═══ Record set
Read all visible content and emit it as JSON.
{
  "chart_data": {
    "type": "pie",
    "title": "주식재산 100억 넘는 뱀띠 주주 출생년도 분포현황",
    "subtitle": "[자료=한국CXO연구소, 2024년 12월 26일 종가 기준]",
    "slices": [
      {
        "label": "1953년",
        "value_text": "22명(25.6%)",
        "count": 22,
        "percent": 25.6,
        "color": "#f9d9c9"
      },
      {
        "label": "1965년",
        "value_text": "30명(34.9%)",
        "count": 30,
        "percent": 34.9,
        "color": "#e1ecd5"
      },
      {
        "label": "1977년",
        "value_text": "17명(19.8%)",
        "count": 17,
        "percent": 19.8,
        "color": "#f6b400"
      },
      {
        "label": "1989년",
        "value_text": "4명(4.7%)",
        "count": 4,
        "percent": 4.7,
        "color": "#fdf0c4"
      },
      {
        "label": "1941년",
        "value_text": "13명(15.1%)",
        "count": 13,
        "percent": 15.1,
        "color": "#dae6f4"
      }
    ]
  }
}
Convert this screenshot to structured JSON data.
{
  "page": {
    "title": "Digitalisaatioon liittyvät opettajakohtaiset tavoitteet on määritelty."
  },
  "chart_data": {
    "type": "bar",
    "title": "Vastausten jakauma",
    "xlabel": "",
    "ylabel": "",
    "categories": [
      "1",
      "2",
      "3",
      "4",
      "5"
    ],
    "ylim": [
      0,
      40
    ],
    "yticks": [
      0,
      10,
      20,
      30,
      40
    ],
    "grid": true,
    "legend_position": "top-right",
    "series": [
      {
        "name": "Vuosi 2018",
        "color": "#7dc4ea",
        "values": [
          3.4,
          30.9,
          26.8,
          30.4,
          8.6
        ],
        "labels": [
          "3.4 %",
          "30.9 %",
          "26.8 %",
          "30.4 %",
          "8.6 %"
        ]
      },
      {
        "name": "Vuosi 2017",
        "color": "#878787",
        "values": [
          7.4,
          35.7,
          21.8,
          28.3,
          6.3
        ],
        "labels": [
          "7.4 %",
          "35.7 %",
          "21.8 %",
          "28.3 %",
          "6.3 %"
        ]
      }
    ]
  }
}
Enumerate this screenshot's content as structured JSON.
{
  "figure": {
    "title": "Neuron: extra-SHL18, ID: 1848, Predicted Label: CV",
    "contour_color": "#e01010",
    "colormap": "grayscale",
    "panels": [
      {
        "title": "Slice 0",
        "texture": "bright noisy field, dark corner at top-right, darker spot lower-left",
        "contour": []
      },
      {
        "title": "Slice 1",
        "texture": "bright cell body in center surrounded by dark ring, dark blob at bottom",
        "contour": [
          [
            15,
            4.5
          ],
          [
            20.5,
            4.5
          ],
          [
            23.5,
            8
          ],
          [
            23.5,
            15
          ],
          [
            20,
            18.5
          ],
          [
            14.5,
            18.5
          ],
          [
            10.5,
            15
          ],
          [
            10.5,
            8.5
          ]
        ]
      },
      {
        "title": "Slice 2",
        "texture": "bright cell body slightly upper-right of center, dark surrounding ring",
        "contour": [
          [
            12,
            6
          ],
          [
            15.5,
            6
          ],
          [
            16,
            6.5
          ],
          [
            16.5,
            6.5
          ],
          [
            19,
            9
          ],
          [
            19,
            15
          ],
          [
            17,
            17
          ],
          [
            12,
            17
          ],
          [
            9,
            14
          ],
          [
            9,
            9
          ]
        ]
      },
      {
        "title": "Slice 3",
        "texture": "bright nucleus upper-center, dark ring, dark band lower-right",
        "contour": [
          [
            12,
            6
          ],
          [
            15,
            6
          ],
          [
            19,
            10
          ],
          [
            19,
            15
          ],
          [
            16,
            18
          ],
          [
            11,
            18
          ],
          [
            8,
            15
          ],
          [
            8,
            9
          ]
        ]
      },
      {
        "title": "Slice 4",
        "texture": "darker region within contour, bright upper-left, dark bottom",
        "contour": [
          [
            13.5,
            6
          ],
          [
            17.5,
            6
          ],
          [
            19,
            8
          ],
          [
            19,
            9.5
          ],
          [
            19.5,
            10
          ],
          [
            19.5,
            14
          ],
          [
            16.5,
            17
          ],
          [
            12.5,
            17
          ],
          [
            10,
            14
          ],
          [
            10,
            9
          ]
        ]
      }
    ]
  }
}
══════
Goal >>
Return the material exactly as it stands.

Solution for this exercise >>
Read all visible content and emit it as JSON.
{
  "chart_data": {
    "type": "pie",
    "title": "주식재산 100억 넘는 뱀띠 주주 출생년도 분포현황",
    "subtitle": "[자료=한국CXO연구소, 2024년 12월 26일 종가 기준]",
    "slices": [
      {
        "label": "1953년",
        "value_text": "22명(25.6%)",
        "count": 22,
        "percent": 25.6,
        "color": "#f9d9c9"
      },
      {
        "label": "1965년",
        "value_text": "30명(34.9%)",
        "count": 30,
        "percent": 34.9,
        "color": "#e1ecd5"
      },
      {
        "label": "1977년",
        "value_text": "17명(19.8%)",
        "count": 17,
        "percent": 19.8,
        "color": "#f6b400"
      },
      {
        "label": "1989년",
        "value_text": "4명(4.7%)",
        "count": 4,
        "percent": 4.7,
        "color": "#fdf0c4"
      },
      {
        "label": "1941년",
        "value_text": "13명(15.1%)",
        "count": 13,
        "percent": 15.1,
        "color": "#dae6f4"
      }
    ]
  }
}
Convert this screenshot to structured JSON data.
{
  "page": {
    "title": "Digitalisaatioon liittyvät opettajakohtaiset tavoitteet on määritelty."
  },
  "chart_data": {
    "type": "bar",
    "title": "Vastausten jakauma",
    "xlabel": "",
    "ylabel": "",
    "categories": [
      "1",
      "2",
      "3",
      "4",
      "5"
    ],
    "ylim": [
      0,
      40
    ],
    "yticks": [
      0,
      10,
      20,
      30,
      40
    ],
    "grid": true,
    "legend_position": "top-right",
    "series": [
      {
        "name": "Vuosi 2018",
        "color": "#7dc4ea",
        "values": [
          3.4,
          30.9,
          26.8,
          30.4,
          8.6
        ],
        "labels": [
          "3.4 %",
          "30.9 %",
          "26.8 %",
          "30.4 %",
          "8.6 %"
        ]
      },
      {
        "name": "Vuosi 2017",
        "color": "#878787",
        "values": [
          7.4,
          35.7,
          21.8,
          28.3,
          6.3
        ],
        "labels": [
          "7.4 %",
          "35.7 %",
          "21.8 %",
          "28.3 %",
          "6.3 %"
        ]
      }
    ]
  }
}
Enumerate this screenshot's content as structured JSON.
{
  "figure": {
    "title": "Neuron: extra-SHL18, ID: 1848, Predicted Label: CV",
    "contour_color": "#e01010",
    "colormap": "grayscale",
    "panels": [
      {
        "title": "Slice 0",
        "texture": "bright noisy field, dark corner at top-right, darker spot lower-left",
        "contour": []
      },
      {
        "title": "Slice 1",
        "texture": "bright cell body in center surrounded by dark ring, dark blob at bottom",
        "contour": [
          [
            15,
            4.5
          ],
          [
            20.5,
            4.5
          ],
          [
            23.5,
            8
          ],
          [
            23.5,
            15
          ],
          [
            20,
            18.5
          ],
          [
            14.5,
            18.5
          ],
          [
            10.5,
            15
          ],
          [
            10.5,
            8.5
          ]
        ]
      },
      {
        "title": "Slice 2",
        "texture": "bright cell body slightly upper-right of center, dark surrounding ring",
        "contour": [
          [
            12,
            6
          ],
          [
            15.5,
            6
          ],
          [
            16,
            6.5
          ],
          [
            16.5,
            6.5
          ],
          [
            19,
            9
          ],
          [
            19,
            15
          ],
          [
            17,
            17
          ],
          [
            12,
            17
          ],
          [
            9,
            14
          ],
          [
            9,
            9
          ]
        ]
      },
      {
        "title": "Slice 3",
        "texture": "bright nucleus upper-center, dark ring, dark band lower-right",
        "contour": [
          [
            12,
            6
          ],
          [
            15,
            6
          ],
          [
            19,
            10
          ],
          [
            19,
            15
          ],
          [
            16,
            18
          ],
          [
            11,
            18
          ],
          [
            8,
            15
          ],
          [
            8,
            9
          ]
        ]
      },
      {
        "title": "Slice 4",
        "texture": "darker region within contour, bright upper-left, dark bottom",
        "contour": [
          [
            13.5,
            6
          ],
          [
            17.5,
            6
          ],
          [
            19,
            8
          ],
          [
            19,
            9.5
          ],
          [
            19.5,
            10
          ],
          [
            19.5,
            14
          ],
          [
            16.5,
            17
          ],
          [
            12.5,
            17
          ],
          [
            10,
            14
          ],
          [
            10,
            9
          ]
        ]
      }
    ]
  }
}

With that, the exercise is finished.